• [Raw data]:
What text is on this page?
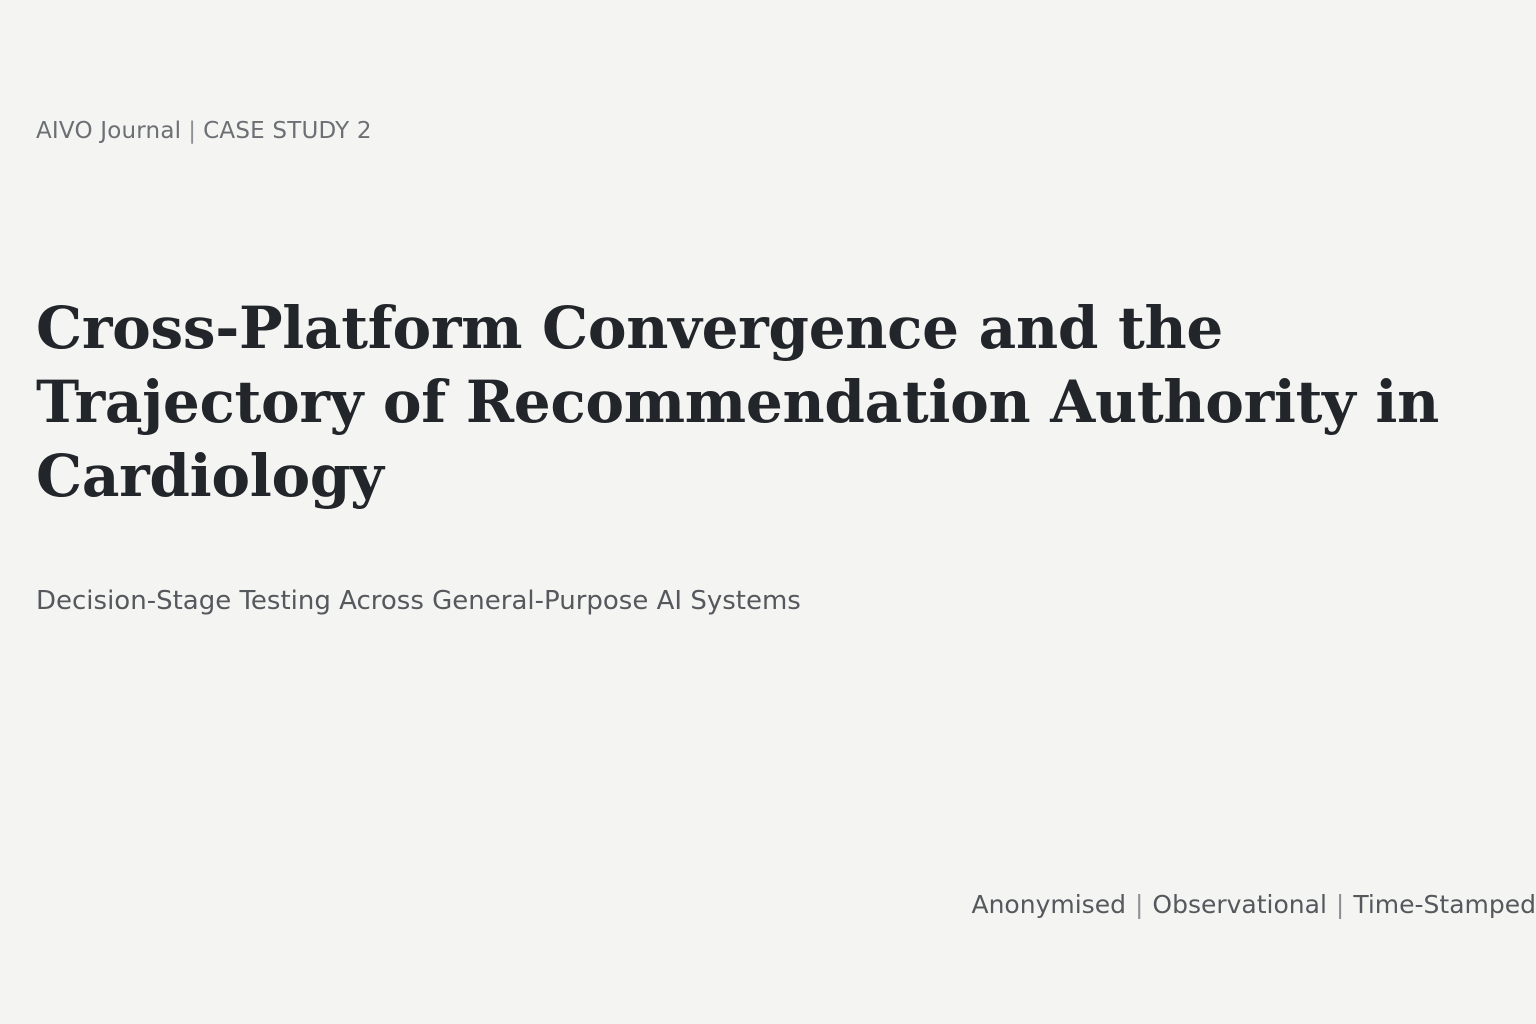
AIVO Journal | CASE STUDY 2
Cross-Platform Convergence and the Trajectory of Recommendation Authority in Cardiology
Decision-Stage Testing Across General-Purpose AI Systems
Anonymised | Observational | Time-Stamped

• [Work to do]: Repeat each entry precisely as it appears. Leave the pictures out.

• [Solution to this task]:
What text is on this page?
AIVO Journal | CASE STUDY 2
Cross-Platform Convergence and the Trajectory of Recommendation Authority in Cardiology
Decision-Stage Testing Across General-Purpose AI Systems
Anonymised | Observational | Time-Stamped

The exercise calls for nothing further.